Start of EXTRACTED MATERIAL

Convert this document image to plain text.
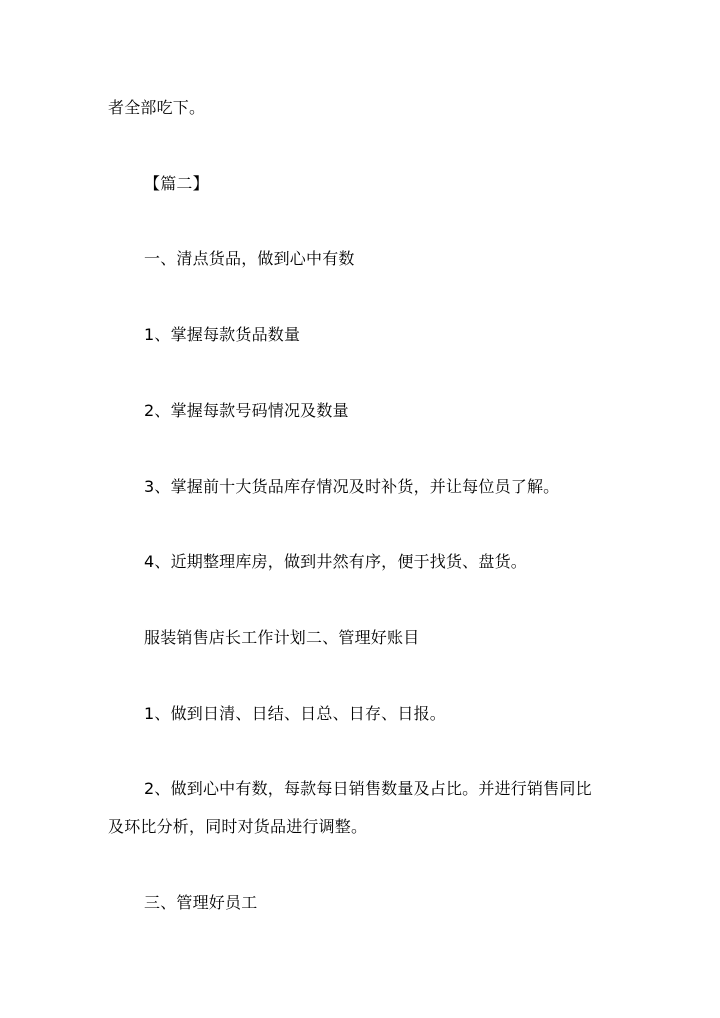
者全部吃下。
【篇二】
一、清点货品，做到心中有数
1、掌握每款货品数量
2、掌握每款号码情况及数量
3、掌握前十大货品库存情况及时补货，并让每位员了解。
4、近期整理库房，做到井然有序，便于找货、盘货。
服装销售店长工作计划二、管理好账目
1、做到日清、日结、日总、日存、日报。
2、做到心中有数，每款每日销售数量及占比。并进行销售同比
及环比分析，同时对货品进行调整。
三、管理好员工
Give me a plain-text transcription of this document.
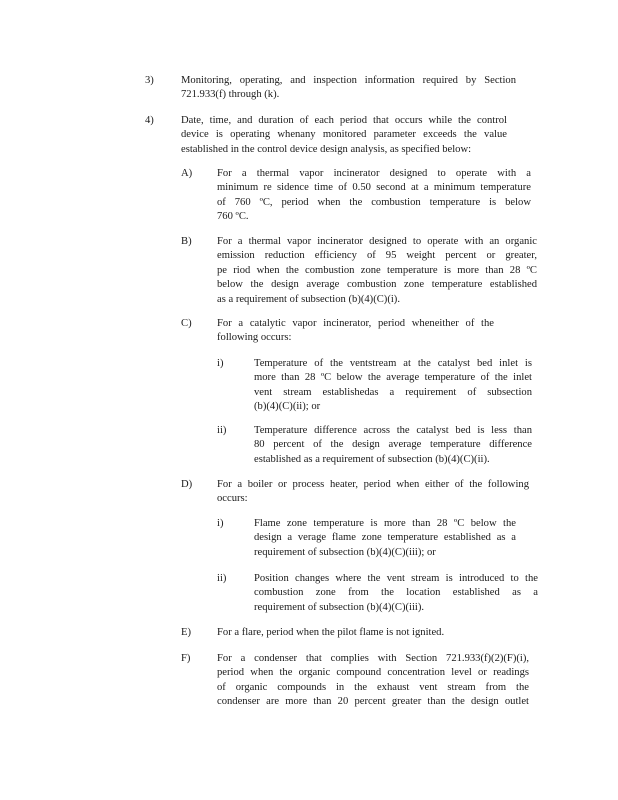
3)	Monitoring, operating, and inspection information required by Section
721.933(f) through (k).
4)	Date, time, and duration of each period that occurs while the control
device is operating whenany monitored parameter exceeds the value
established in the control device design analysis, as specified below:
A) For a thermal vapor incinerator designed to operate with a
minimum re sidence time of 0.50 second at a minimum temperature
of 760 ºC, period when the combustion temperature is below
760 ºC.
B) For a thermal vapor incinerator designed to operate with an organic
emission reduction efficiency of 95 weight percent or greater,
pe riod when the combustion zone temperature is more than 28 ºC
below the design average combustion zone temperature established
as a requirement of subsection (b)(4)(C)(i).
C) For a catalytic vapor incinerator, period wheneither of the
following occurs:
i)	Temperature of the ventstream at the catalyst bed inlet is
more than 28 ºC below the average temperature of the inlet
vent stream establishedas a requirement of subsection
(b)(4)(C)(ii); or
ii)	Temperature difference across the catalyst bed is less than
80 percent of the design average temperature difference
established as a requirement of subsection (b)(4)(C)(ii).
D) For a boiler or process heater, period when either of the following
occurs:
i)	Flame zone temperature is more than 28 ºC below the
design a verage flame zone temperature established as a
requirement of subsection (b)(4)(C)(iii); or
ii)	Position changes where the vent stream is introduced to the
combustion zone from the location established as a
requirement of subsection (b)(4)(C)(iii).
E) For a flare, period when the pilot flame is not ignited.
F)	For a condenser that complies with Section 721.933(f)(2)(F)(i),
period when the organic compound concentration level or readings
of organic compounds in the exhaust vent stream from the
condenser are more than 20 percent greater than the design outlet
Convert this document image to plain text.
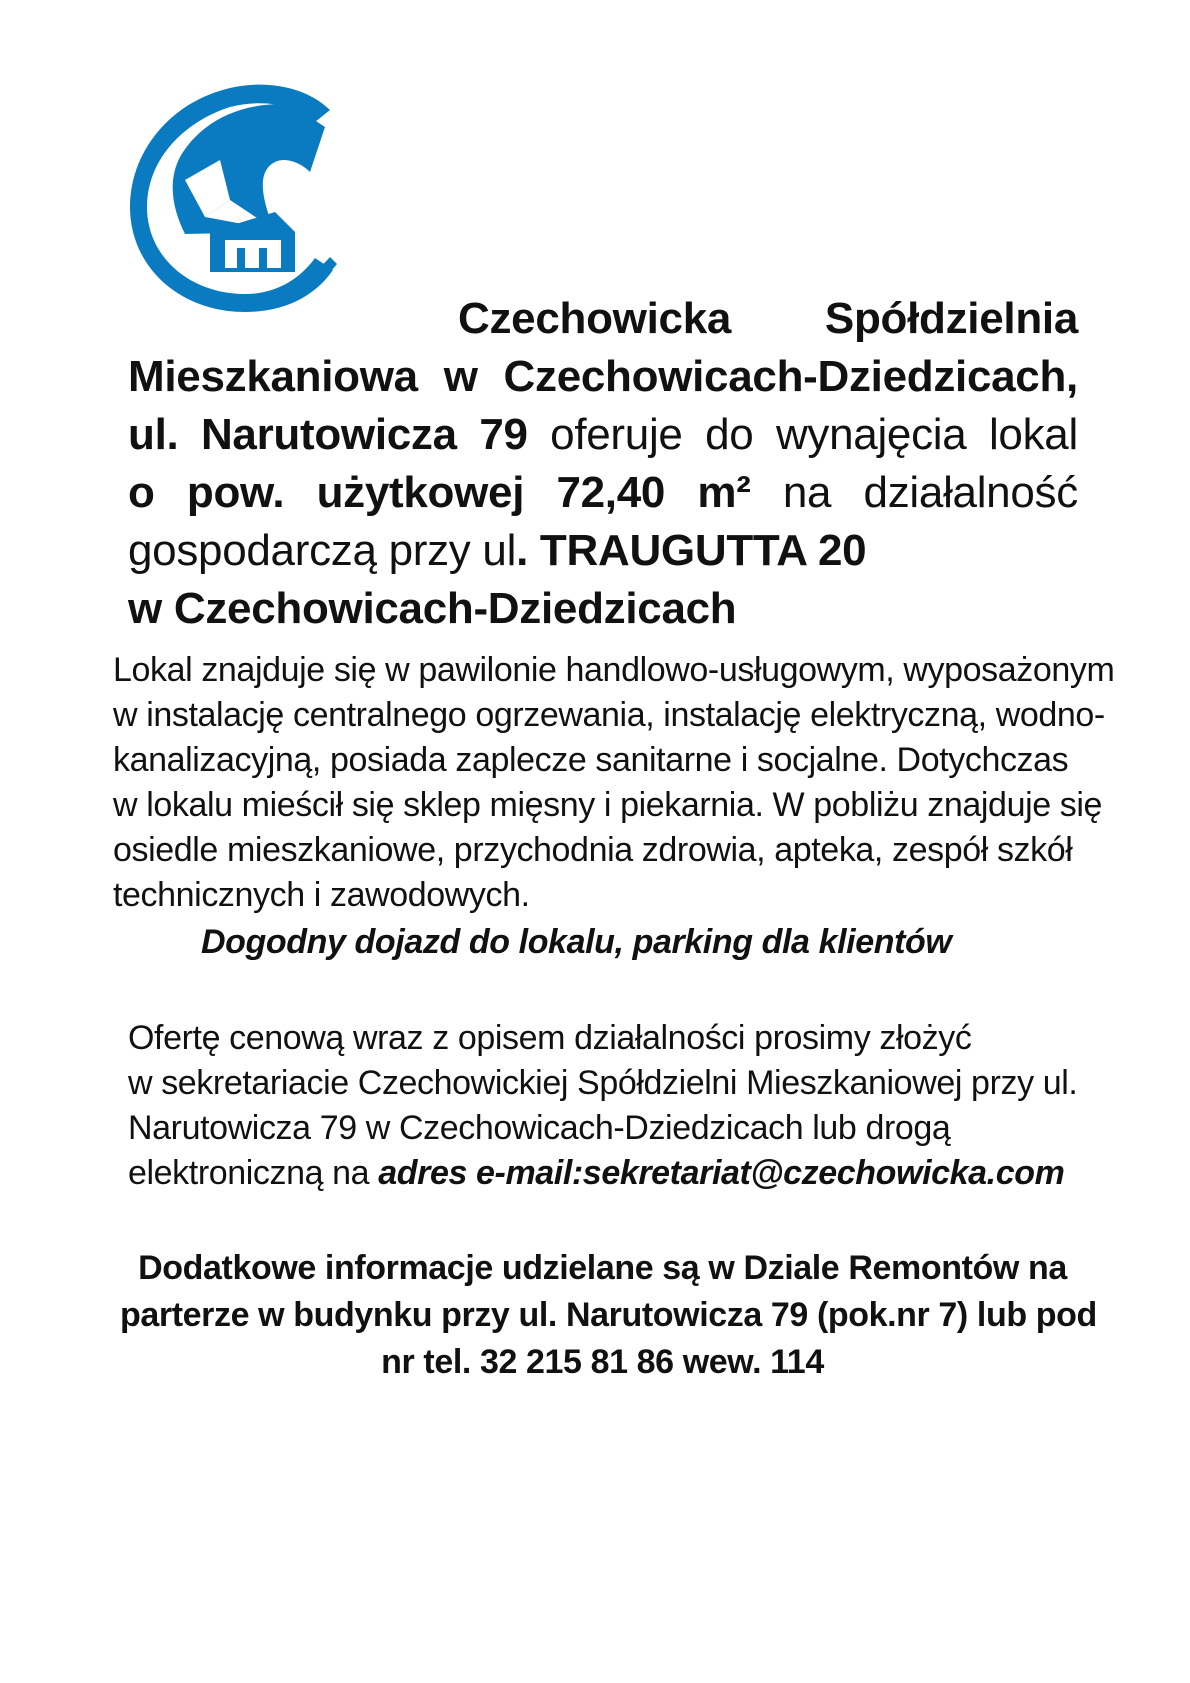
Czechowicka Spółdzielnia
Mieszkaniowa w Czechowicach-Dziedzicach,
ul. Narutowicza 79 oferuje do wynajęcia lokal
o pow. użytkowej 72,40 m² na działalność
gospodarczą przy ul . TRAUGUTTA 20
w Czechowicach-Dziedzicach
Lokal znajduje się w pawilonie handlowo-usługowym, wyposażonym
w instalację centralnego ogrzewania, instalację elektryczną, wodno-
kanalizacyjną, posiada zaplecze sanitarne i socjalne. Dotychczas
w lokalu mieścił się sklep mięsny i piekarnia. W pobliżu znajduje się
osiedle mieszkaniowe, przychodnia zdrowia, apteka, zespół szkół
technicznych i zawodowych.
Dogodny dojazd do lokalu, parking dla klientów
Ofertę cenową wraz z opisem działalności prosimy złożyć
w sekretariacie Czechowickiej Spółdzielni Mieszkaniowej przy ul.
Narutowicza 79 w Czechowicach-Dziedzicach lub drogą
elektroniczną na adres e-mail:sekretariat@czechowicka.com
Dodatkowe informacje udzielane są w Dziale Remontów na
parterze w budynku przy ul. Narutowicza 79 (pok.nr 7) lub pod
nr tel. 32 215 81 86 wew. 114
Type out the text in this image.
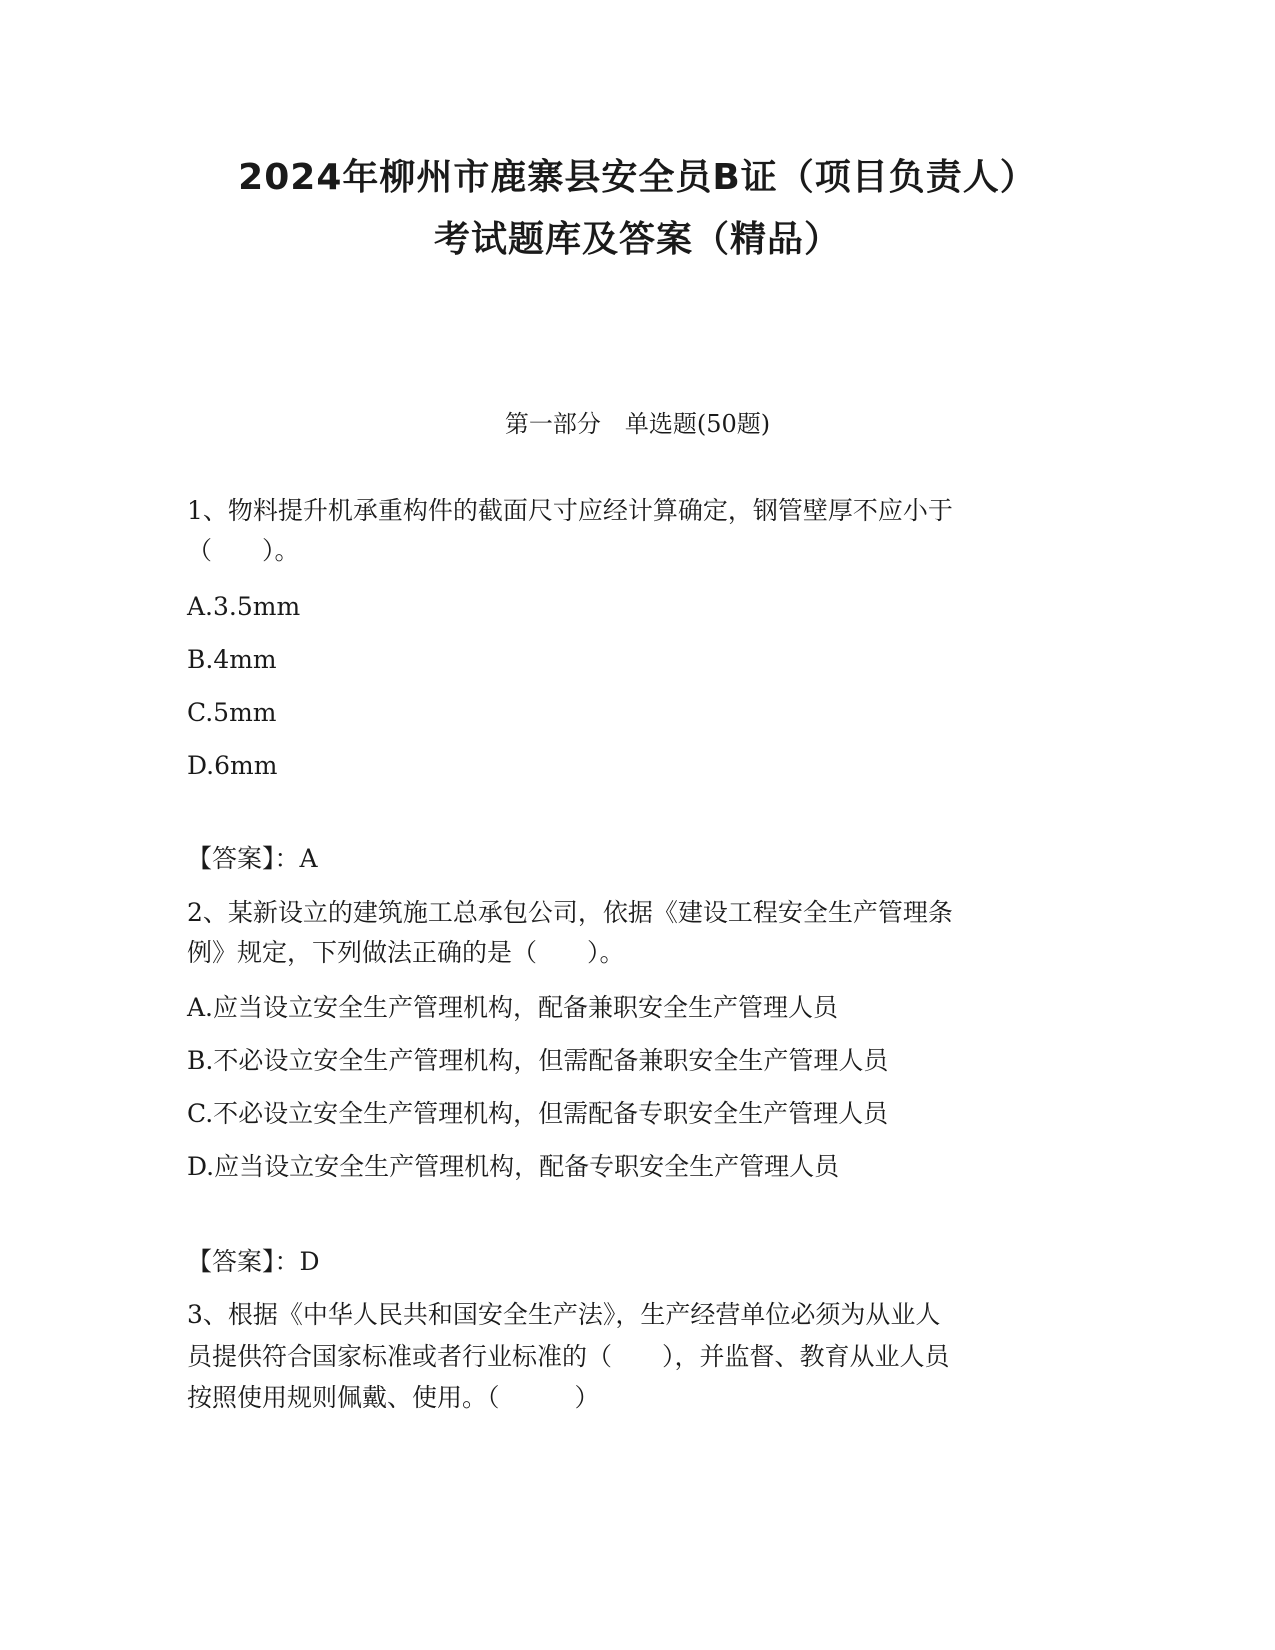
2024年柳州市鹿寨县安全员B证（项目负责人）
考试题库及答案（精品）
第一部分　单选题(50题)
1、物料提升机承重构件的截面尺寸应经计算确定，钢管壁厚不应小于
（　　）。
A.3.5mm
B.4mm
C.5mm
D.6mm
【答案】：A
2、某新设立的建筑施工总承包公司，依据《建设工程安全生产管理条
例》规定，下列做法正确的是（　　）。
A.应当设立安全生产管理机构，配备兼职安全生产管理人员
B.不必设立安全生产管理机构，但需配备兼职安全生产管理人员
C.不必设立安全生产管理机构，但需配备专职安全生产管理人员
D.应当设立安全生产管理机构，配备专职安全生产管理人员
【答案】：D
3、根据《中华人民共和国安全生产法》，生产经营单位必须为从业人
员提供符合国家标准或者行业标准的（　　），并监督、教育从业人员
按照使用规则佩戴、使用。（　　　）
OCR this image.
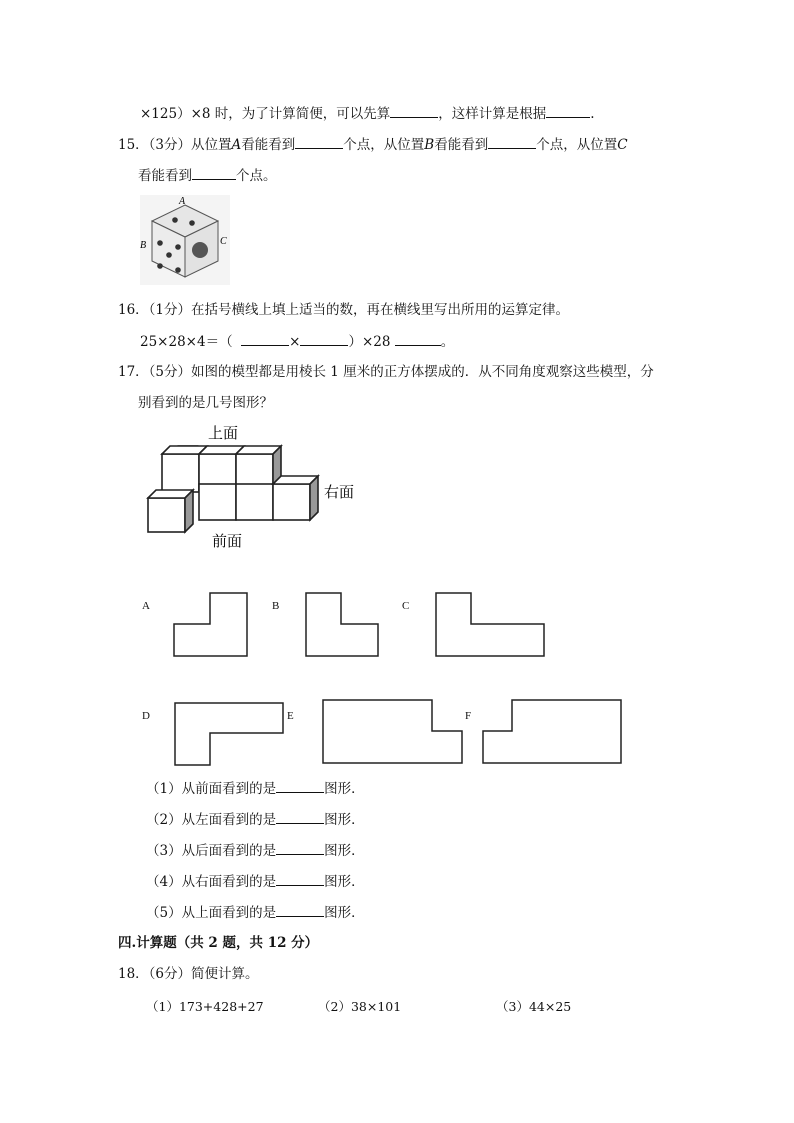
×125）×8 时，为了计算简便，可以先算	，这样计算是根据	.
15．（3分）从位置A看能看到	个点，从位置B看能看到	个点，从位置C
看能看到	个点。
A
B	C
16．（1分）在括号横线上填上适当的数，再在横线里写出所用的运算定律。
25×28×4＝（	×	）×28	。
17．（5分）如图的模型都是用棱长 1 厘米的正方体摆成的．从不同角度观察这些模型，分
别看到的是几号图形？
上面
右面
前面
A	B	C
D	E	F
（1）从前面看到的是	图形．
（2）从左面看到的是	图形．
（3）从后面看到的是	图形．
（4）从右面看到的是	图形．
（5）从上面看到的是	图形．
四.计算题（共 2 题，共 12 分）
18．（6分）简便计算。
（1）173+428+27	（2）38×101	（3）44×25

End of EXTRACTED MATERIAL

[GIVEN INSTRUCTION] Without the pictures, write out all of the material exactly.

[COMPLETE ANSWER]
Convert this document image to plain text.
者全部吃下。
【篇二】
一、清点货品，做到心中有数
1、掌握每款货品数量
2、掌握每款号码情况及数量
3、掌握前十大货品库存情况及时补货，并让每位员了解。
4、近期整理库房，做到井然有序，便于找货、盘货。
服装销售店长工作计划二、管理好账目
1、做到日清、日结、日总、日存、日报。
2、做到心中有数，每款每日销售数量及占比。并进行销售同比
及环比分析，同时对货品进行调整。
三、管理好员工
Give me a plain-text transcription of this document.
3)	Monitoring, operating, and inspection information required by Section
721.933(f) through (k).
4)	Date, time, and duration of each period that occurs while the control
device is operating whenany monitored parameter exceeds the value
established in the control device design analysis, as specified below:
A) For a thermal vapor incinerator designed to operate with a
minimum re sidence time of 0.50 second at a minimum temperature
of 760 ºC, period when the combustion temperature is below
760 ºC.
B) For a thermal vapor incinerator designed to operate with an organic
emission reduction efficiency of 95 weight percent or greater,
pe riod when the combustion zone temperature is more than 28 ºC
below the design average combustion zone temperature established
as a requirement of subsection (b)(4)(C)(i).
C) For a catalytic vapor incinerator, period wheneither of the
following occurs:
i)	Temperature of the ventstream at the catalyst bed inlet is
more than 28 ºC below the average temperature of the inlet
vent stream establishedas a requirement of subsection
(b)(4)(C)(ii); or
ii)	Temperature difference across the catalyst bed is less than
80 percent of the design average temperature difference
established as a requirement of subsection (b)(4)(C)(ii).
D) For a boiler or process heater, period when either of the following
occurs:
i)	Flame zone temperature is more than 28 ºC below the
design a verage flame zone temperature established as a
requirement of subsection (b)(4)(C)(iii); or
ii)	Position changes where the vent stream is introduced to the
combustion zone from the location established as a
requirement of subsection (b)(4)(C)(iii).
E) For a flare, period when the pilot flame is not ignited.
F)	For a condenser that complies with Section 721.933(f)(2)(F)(i),
period when the organic compound concentration level or readings
of organic compounds in the exhaust vent stream from the
condenser are more than 20 percent greater than the design outlet
Convert this document image to plain text.
Czechowicka Spółdzielnia
Mieszkaniowa w Czechowicach-Dziedzicach,
ul. Narutowicza 79 oferuje do wynajęcia lokal
o pow. użytkowej 72,40 m² na działalność
gospodarczą przy ul . TRAUGUTTA 20
w Czechowicach-Dziedzicach
Lokal znajduje się w pawilonie handlowo-usługowym, wyposażonym
w instalację centralnego ogrzewania, instalację elektryczną, wodno-
kanalizacyjną, posiada zaplecze sanitarne i socjalne. Dotychczas
w lokalu mieścił się sklep mięsny i piekarnia. W pobliżu znajduje się
osiedle mieszkaniowe, przychodnia zdrowia, apteka, zespół szkół
technicznych i zawodowych.
Dogodny dojazd do lokalu, parking dla klientów
Ofertę cenową wraz z opisem działalności prosimy złożyć
w sekretariacie Czechowickiej Spółdzielni Mieszkaniowej przy ul.
Narutowicza 79 w Czechowicach-Dziedzicach lub drogą
elektroniczną na adres e-mail:sekretariat@czechowicka.com
Dodatkowe informacje udzielane są w Dziale Remontów na
parterze w budynku przy ul. Narutowicza 79 (pok.nr 7) lub pod
nr tel. 32 215 81 86 wew. 114
Type out the text in this image.
2024年柳州市鹿寨县安全员B证（项目负责人）
考试题库及答案（精品）
第一部分　单选题(50题)
1、物料提升机承重构件的截面尺寸应经计算确定，钢管壁厚不应小于
（　　）。
A.3.5mm
B.4mm
C.5mm
D.6mm
【答案】：A
2、某新设立的建筑施工总承包公司，依据《建设工程安全生产管理条
例》规定，下列做法正确的是（　　）。
A.应当设立安全生产管理机构，配备兼职安全生产管理人员
B.不必设立安全生产管理机构，但需配备兼职安全生产管理人员
C.不必设立安全生产管理机构，但需配备专职安全生产管理人员
D.应当设立安全生产管理机构，配备专职安全生产管理人员
【答案】：D
3、根据《中华人民共和国安全生产法》，生产经营单位必须为从业人
员提供符合国家标准或者行业标准的（　　），并监督、教育从业人员
按照使用规则佩戴、使用。（　　　）
OCR this image.
×125）×8 时，为了计算简便，可以先算	，这样计算是根据	.
15．（3分）从位置A看能看到	个点，从位置B看能看到	个点，从位置C
看能看到	个点。
A
B	C
16．（1分）在括号横线上填上适当的数，再在横线里写出所用的运算定律。
25×28×4＝（	×	）×28	。
17．（5分）如图的模型都是用棱长 1 厘米的正方体摆成的．从不同角度观察这些模型，分
别看到的是几号图形？
上面
右面
前面
A	B	C
D	E	F
（1）从前面看到的是	图形．
（2）从左面看到的是	图形．
（3）从后面看到的是	图形．
（4）从右面看到的是	图形．
（5）从上面看到的是	图形．
四.计算题（共 2 题，共 12 分）
18．（6分）简便计算。
（1）173+428+27	（2）38×101	（3）44×25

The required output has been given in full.